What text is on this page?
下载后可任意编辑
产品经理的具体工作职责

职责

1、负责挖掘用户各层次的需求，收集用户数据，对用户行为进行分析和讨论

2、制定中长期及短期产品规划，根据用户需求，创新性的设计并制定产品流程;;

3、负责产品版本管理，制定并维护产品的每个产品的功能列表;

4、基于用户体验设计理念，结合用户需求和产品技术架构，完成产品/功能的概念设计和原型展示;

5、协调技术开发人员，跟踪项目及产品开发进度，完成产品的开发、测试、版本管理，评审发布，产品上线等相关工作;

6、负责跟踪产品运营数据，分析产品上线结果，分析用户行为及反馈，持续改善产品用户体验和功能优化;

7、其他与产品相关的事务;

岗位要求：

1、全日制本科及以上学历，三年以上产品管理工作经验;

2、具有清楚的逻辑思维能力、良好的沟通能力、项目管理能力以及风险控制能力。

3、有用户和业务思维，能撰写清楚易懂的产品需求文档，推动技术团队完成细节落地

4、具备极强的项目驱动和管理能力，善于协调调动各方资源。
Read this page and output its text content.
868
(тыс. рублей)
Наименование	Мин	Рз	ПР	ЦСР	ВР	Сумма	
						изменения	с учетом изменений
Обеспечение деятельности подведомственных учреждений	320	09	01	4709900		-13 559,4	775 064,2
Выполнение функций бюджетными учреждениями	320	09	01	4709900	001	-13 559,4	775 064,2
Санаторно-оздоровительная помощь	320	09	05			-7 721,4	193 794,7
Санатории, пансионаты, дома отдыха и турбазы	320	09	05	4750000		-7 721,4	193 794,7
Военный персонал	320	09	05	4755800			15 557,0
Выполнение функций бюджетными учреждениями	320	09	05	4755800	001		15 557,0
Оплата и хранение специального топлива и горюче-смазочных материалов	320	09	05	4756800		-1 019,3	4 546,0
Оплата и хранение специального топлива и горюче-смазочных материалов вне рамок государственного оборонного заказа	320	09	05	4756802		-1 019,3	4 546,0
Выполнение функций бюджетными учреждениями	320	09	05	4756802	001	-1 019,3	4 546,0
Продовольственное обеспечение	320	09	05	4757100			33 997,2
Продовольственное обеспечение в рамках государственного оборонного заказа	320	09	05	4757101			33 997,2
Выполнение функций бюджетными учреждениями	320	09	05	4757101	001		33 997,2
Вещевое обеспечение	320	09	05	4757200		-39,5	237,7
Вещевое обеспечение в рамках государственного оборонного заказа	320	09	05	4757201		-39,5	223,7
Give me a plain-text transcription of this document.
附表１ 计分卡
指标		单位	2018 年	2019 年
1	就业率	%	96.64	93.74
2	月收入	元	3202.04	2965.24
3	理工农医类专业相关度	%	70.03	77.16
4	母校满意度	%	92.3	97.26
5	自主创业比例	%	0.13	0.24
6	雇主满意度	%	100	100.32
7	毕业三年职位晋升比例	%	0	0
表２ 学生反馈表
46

= = = =

Exercise requirements:
Filter the records above for lines containing the word "хранение", and copy those lines.

Exercise result:
Оплата и хранение специального топлива и горюче-смазочных материалов	320	09	05	4756800		-1 019,3	4 546,0
Оплата и хранение специального топлива и горюче-смазочных материалов вне рамок государственного оборонного заказа	320	09	05	4756802		-1 019,3	4 546,0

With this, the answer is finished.